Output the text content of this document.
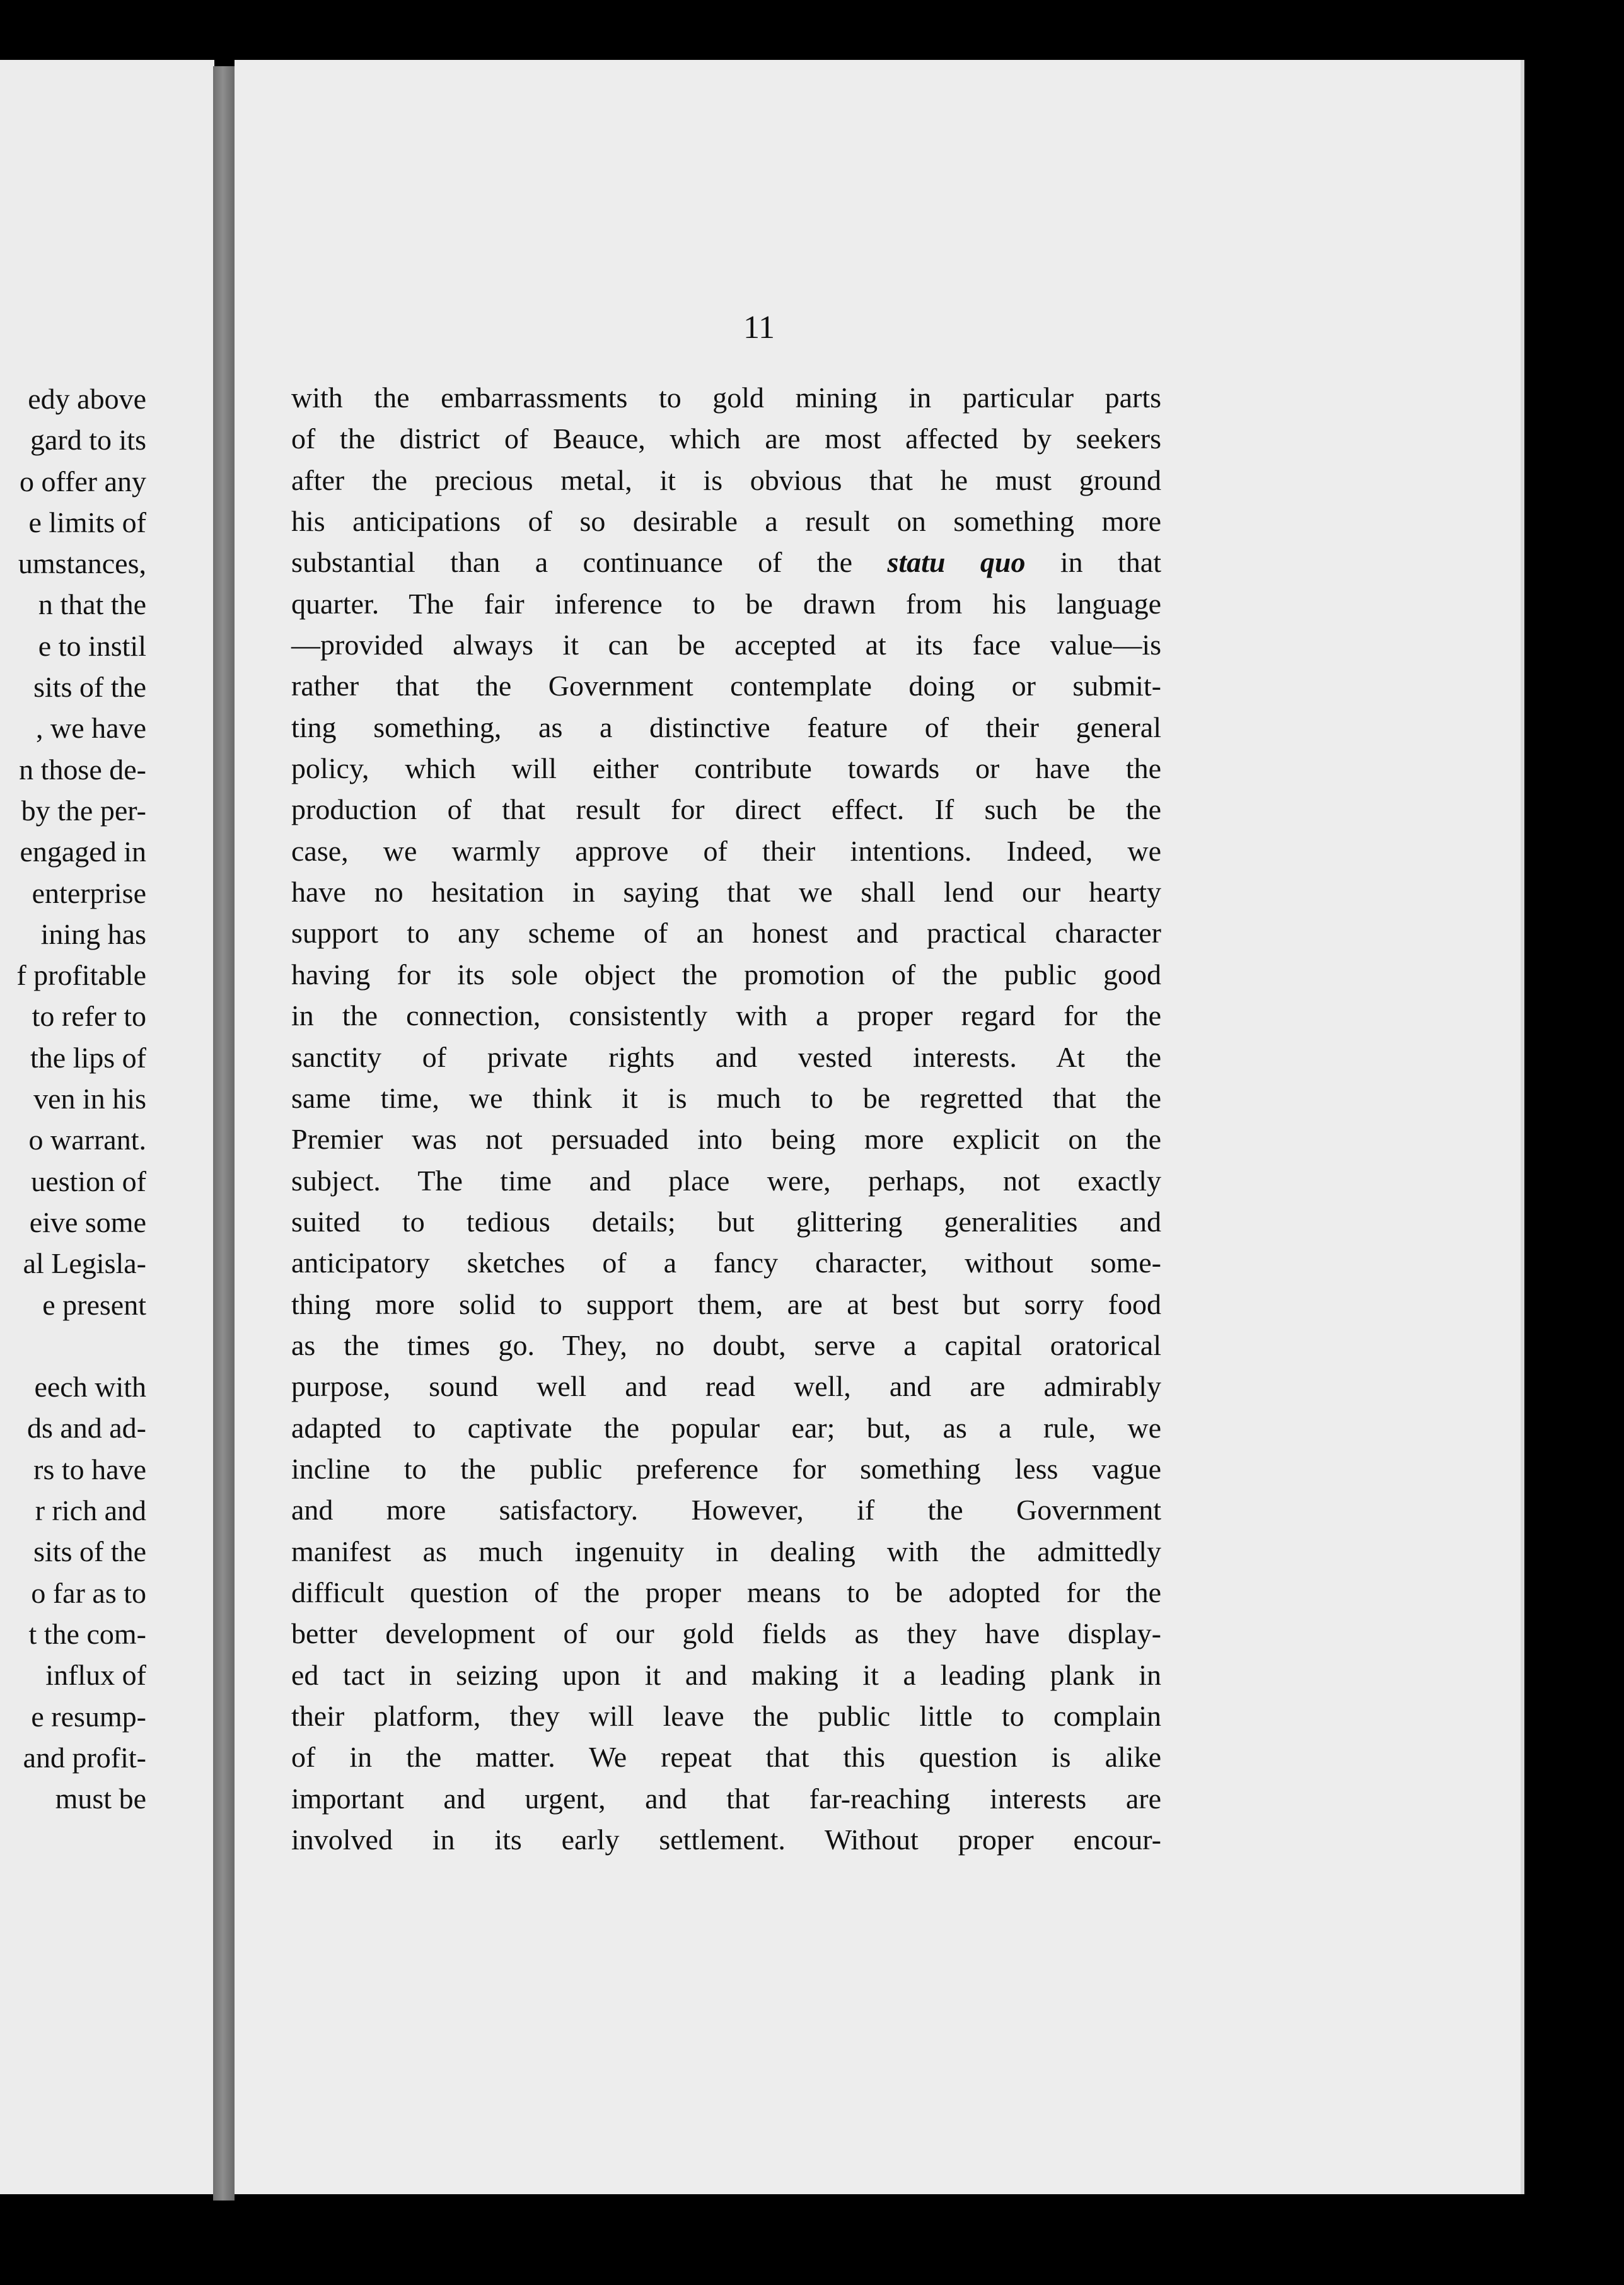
edy above
gard to its
o offer any
e limits of
umstances,
n that the
e to instil
sits of the
, we have
n those de-
by the per-
engaged in
enterprise
ining has
f profitable
to refer to
the lips of
ven in his
o warrant.
uestion of
eive some
al Legisla-
e present

eech with
ds and ad-
rs to have
r rich and
sits of the
o far as to
t the com-
influx of
e resump-
and profit-
must be
11
with the embarrassments to gold mining in particular parts
of the district of Beauce, which are most affected by seekers
after the precious metal, it is obvious that he must ground
his anticipations of so desirable a result on something more
substantial than a continuance of the statu quo in that
quarter. The fair inference to be drawn from his language
—provided always it can be accepted at its face value—is
rather that the Government contemplate doing or submit-
ting something, as a distinctive feature of their general
policy, which will either contribute towards or have the
production of that result for direct effect. If such be the
case, we warmly approve of their intentions. Indeed, we
have no hesitation in saying that we shall lend our hearty
support to any scheme of an honest and practical character
having for its sole object the promotion of the public good
in the connection, consistently with a proper regard for the
sanctity of private rights and vested interests. At the
same time, we think it is much to be regretted that the
Premier was not persuaded into being more explicit on the
subject. The time and place were, perhaps, not exactly
suited to tedious details; but glittering generalities and
anticipatory sketches of a fancy character, without some-
thing more solid to support them, are at best but sorry food
as the times go. They, no doubt, serve a capital oratorical
purpose, sound well and read well, and are admirably
adapted to captivate the popular ear; but, as a rule, we
incline to the public preference for something less vague
and more satisfactory. However, if the Government
manifest as much ingenuity in dealing with the admittedly
difficult question of the proper means to be adopted for the
better development of our gold fields as they have display-
ed tact in seizing upon it and making it a leading plank in
their platform, they will leave the public little to complain
of in the matter. We repeat that this question is alike
important and urgent, and that far-reaching interests are
involved in its early settlement. Without proper encour-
════════════════
■ Aim of the exercise
Retype the listing exactly. Pictures do not belong in the copy.

■ Full response
Output the text content of this document.
edy above
gard to its
o offer any
e limits of
umstances,
n that the
e to instil
sits of the
, we have
n those de-
by the per-
engaged in
enterprise
ining has
f profitable
to refer to
the lips of
ven in his
o warrant.
uestion of
eive some
al Legisla-
e present

eech with
ds and ad-
rs to have
r rich and
sits of the
o far as to
t the com-
influx of
e resump-
and profit-
must be
11
with the embarrassments to gold mining in particular parts
of the district of Beauce, which are most affected by seekers
after the precious metal, it is obvious that he must ground
his anticipations of so desirable a result on something more
substantial than a continuance of the statu quo in that
quarter. The fair inference to be drawn from his language
—provided always it can be accepted at its face value—is
rather that the Government contemplate doing or submit-
ting something, as a distinctive feature of their general
policy, which will either contribute towards or have the
production of that result for direct effect. If such be the
case, we warmly approve of their intentions. Indeed, we
have no hesitation in saying that we shall lend our hearty
support to any scheme of an honest and practical character
having for its sole object the promotion of the public good
in the connection, consistently with a proper regard for the
sanctity of private rights and vested interests. At the
same time, we think it is much to be regretted that the
Premier was not persuaded into being more explicit on the
subject. The time and place were, perhaps, not exactly
suited to tedious details; but glittering generalities and
anticipatory sketches of a fancy character, without some-
thing more solid to support them, are at best but sorry food
as the times go. They, no doubt, serve a capital oratorical
purpose, sound well and read well, and are admirably
adapted to captivate the popular ear; but, as a rule, we
incline to the public preference for something less vague
and more satisfactory. However, if the Government
manifest as much ingenuity in dealing with the admittedly
difficult question of the proper means to be adopted for the
better development of our gold fields as they have display-
ed tact in seizing upon it and making it a leading plank in
their platform, they will leave the public little to complain
of in the matter. We repeat that this question is alike
important and urgent, and that far-reaching interests are
involved in its early settlement. Without proper encour-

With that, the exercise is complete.